STATED TASK 1: In the io_uring nvme queue post, switch "hoops" to "layers" and give the passage starting at "Re: [RFC PATCH" and ending at "among application threads.".
STATED TASK 2: According to the io_uring nvme queue post, what is the maximum number of queues enabled per ring?

Re: [RFC PATCH 00/12] io_uring attached nvme queue

Kanchan Joshi <joshiiitr@xxxxxxxxx> · Mon, 1 May 2023 17:06:24 +0530

On Sat, Apr 29, 2023 at 10:55 PM Jens Axboe <axboe@xxxxxxxxx> wrote:
>
> On 4/29/23 3:39?AM, Kanchan Joshi wrote:
> > This series shows one way to do what the title says.
> > This puts up a more direct/lean path that enables
> >  - submission from io_uring SQE to NVMe SQE
> >  - completion from NVMe CQE to io_uring CQE
> > Essentially cutting the hoops (involving request/bio) for nvme io path.
> >
> > Also, io_uring ring is not to be shared among application threads.
> > Application is responsible for building the sharing (if it feels the
> > need). This means ring-associated exclusive queue can do away with some
> > synchronization costs that occur for shared queue.
> >
> > Primary objective is to amp up of efficiency of kernel io path further
> > (towards PCIe gen N, N+1 hardware).
> > And we are seeing some asks too [1].
> >
> > Building-blocks
> > ===============
> > At high level, series can be divided into following parts -
> >
> > 1. nvme driver starts exposing some queue-pairs (SQ+CQ) that can
> > be attached to other in-kernel user (not just to block-layer, which is
> > the case at the moment) on demand.
> >
> > Example:
> > insmod nvme.ko poll_queus=1 raw_queues=2
> >
> > nvme0: 24/0/1/2 default/read/poll queues/raw queues
> >
> > While driver registers other queues with block-layer, raw-queues are
> > rather reserved for exclusive attachment with other in-kernel users.
> > At this point, each raw-queue is interrupt-disabled (similar to
> > poll_queues). Maybe we need a better name for these (e.g. app/user queues).
> > [Refer: patch 2]
> >
> > 2. register/unregister queue interface
> > (a) one for io_uring application to ask for device-queue and register
> > with the ring. [Refer: patch 4]
> > (b) another at nvme so that other in-kernel users (io_uring for now) can
> > ask for a raw-queue. [Refer: patch 3, 5, 6]
> >
> > The latter returns a qid, that io_uring stores internally (not exposed
> > to user-space) in the ring ctx. At max one queue per ring is enabled.
> > Ring has no other special properties except the fact that it stores a
> > qid that it can use exclusively. So application can very well use the
> > ring to do other things than nvme io.

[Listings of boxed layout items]
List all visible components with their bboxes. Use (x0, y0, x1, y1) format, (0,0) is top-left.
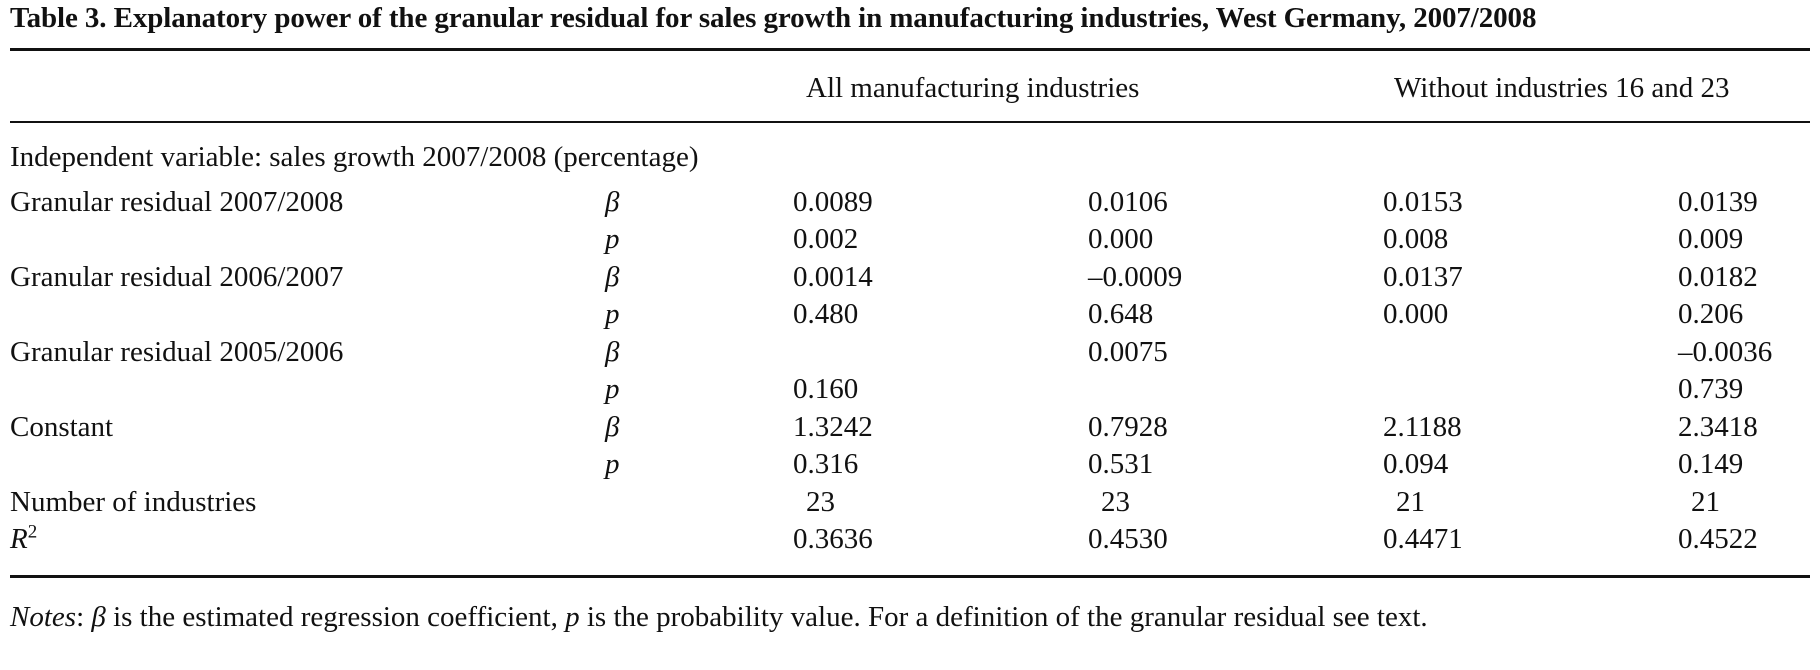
value-cell: 0.739 (1678, 373, 1744, 405)
value-cell: 0.316 (793, 448, 859, 480)
value-cell: 0.3636 (793, 523, 873, 555)
value-cell: 0.000 (1383, 298, 1449, 330)
value-cell: 0.4530 (1088, 523, 1168, 555)
stat-symbol: p (605, 298, 620, 330)
bottom-rule (10, 575, 1810, 578)
value-cell: 0.4471 (1383, 523, 1463, 555)
notes-separator: : (76, 601, 92, 633)
stat-symbol: p (605, 223, 620, 255)
value-cell: 2.3418 (1678, 411, 1758, 443)
table-row: Constant β 1.3242 0.7928 2.1188 2.3418 (0, 409, 1820, 446)
table-row: Granular residual 2006/2007 β 0.0014 –0.… (0, 259, 1820, 296)
column-group-all-industries: All manufacturing industries (806, 72, 1140, 104)
value-cell: 0.160 (793, 373, 859, 405)
table-row: Granular residual 2005/2006 β 0.0075 –0.… (0, 334, 1820, 371)
value-cell: 0.002 (793, 223, 859, 255)
section-label: Independent variable: sales growth 2007/… (10, 141, 699, 173)
column-group-without-16-23: Without industries 16 and 23 (1394, 72, 1730, 104)
r-squared-row: R2 0.3636 0.4530 0.4471 0.4522 (0, 521, 1820, 558)
beta-symbol: β (91, 601, 106, 633)
row-label: Granular residual 2006/2007 (10, 261, 344, 293)
table-notes: Notes: β is the estimated regression coe… (10, 601, 1428, 634)
table-row: p 0.002 0.000 0.008 0.009 (0, 221, 1820, 258)
row-label: Granular residual 2005/2006 (10, 336, 344, 368)
value-cell: 0.531 (1088, 448, 1154, 480)
value-cell: 0.0137 (1383, 261, 1463, 293)
table-title: Table 3. Explanatory power of the granul… (10, 2, 1537, 34)
stat-symbol: p (605, 448, 620, 480)
industries-count-row: Number of industries 23 23 21 21 (0, 484, 1820, 521)
value-cell: 0.7928 (1088, 411, 1168, 443)
value-cell: –0.0036 (1678, 336, 1773, 368)
value-cell: 0.0182 (1678, 261, 1758, 293)
value-cell: 0.0139 (1678, 186, 1758, 218)
value-cell: 0.000 (1088, 223, 1154, 255)
table-row: Granular residual 2007/2008 β 0.0089 0.0… (0, 184, 1820, 221)
value-cell: 0.648 (1088, 298, 1154, 330)
stat-symbol: p (605, 373, 620, 405)
stat-symbol: β (605, 261, 620, 293)
row-label: R2 (10, 521, 37, 558)
value-cell: 1.3242 (793, 411, 873, 443)
value-cell: 2.1188 (1383, 411, 1462, 443)
superscript: 2 (27, 521, 38, 543)
value-cell: 0.206 (1678, 298, 1744, 330)
stat-symbol: β (605, 336, 620, 368)
value-cell: 0.480 (793, 298, 859, 330)
stat-symbol: β (605, 186, 620, 218)
value-cell: 23 (1101, 486, 1130, 518)
value-cell: 0.149 (1678, 448, 1744, 480)
value-cell: 0.0014 (793, 261, 873, 293)
value-cell: 0.0153 (1383, 186, 1463, 218)
table-row: p 0.316 0.531 0.094 0.149 (0, 446, 1820, 483)
row-label: Constant (10, 411, 114, 443)
value-cell: 0.008 (1383, 223, 1449, 255)
row-label: Granular residual 2007/2008 (10, 186, 344, 218)
p-symbol: p (565, 601, 580, 633)
table-row: p 0.160 0.739 (0, 371, 1820, 408)
table-row: p 0.480 0.648 0.000 0.206 (0, 296, 1820, 333)
value-cell: 23 (806, 486, 835, 518)
r-symbol: R (10, 523, 28, 555)
notes-text: is the estimated regression coefficient, (105, 601, 566, 633)
value-cell: 21 (1691, 486, 1720, 518)
top-rule (10, 48, 1810, 51)
stat-symbol: β (605, 411, 620, 443)
section-row: Independent variable: sales growth 2007/… (0, 139, 1820, 176)
value-cell: –0.0009 (1088, 261, 1183, 293)
value-cell: 0.0075 (1088, 336, 1168, 368)
value-cell: 0.0089 (793, 186, 873, 218)
value-cell: 0.094 (1383, 448, 1449, 480)
value-cell: 0.0106 (1088, 186, 1168, 218)
header-rule (10, 121, 1810, 123)
value-cell: 21 (1396, 486, 1425, 518)
notes-prefix: Notes (10, 601, 77, 633)
value-cell: 0.009 (1678, 223, 1744, 255)
row-label: Number of industries (10, 486, 257, 518)
notes-text: is the probability value. For a definiti… (579, 601, 1428, 633)
value-cell: 0.4522 (1678, 523, 1758, 555)
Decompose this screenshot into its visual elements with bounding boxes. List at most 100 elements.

TASK SOLUTION 1:
Re: [RFC PATCH 00/12] io_uring attached nvme queue

Kanchan Joshi <joshiiitr@xxxxxxxxx> · Mon, 1 May 2023 17:06:24 +0530

On Sat, Apr 29, 2023 at 10:55 PM Jens Axboe <axboe@xxxxxxxxx> wrote:
>
> On 4/29/23 3:39?AM, Kanchan Joshi wrote:
> > This series shows one way to do what the title says.
> > This puts up a more direct/lean path that enables
> >  - submission from io_uring SQE to NVMe SQE
> >  - completion from NVMe CQE to io_uring CQE
> > Essentially cutting the layers (involving request/bio) for nvme io path.
> >
> > Also, io_uring ring is not to be shared among application threads.

TASK SOLUTION 2: One queue per ring.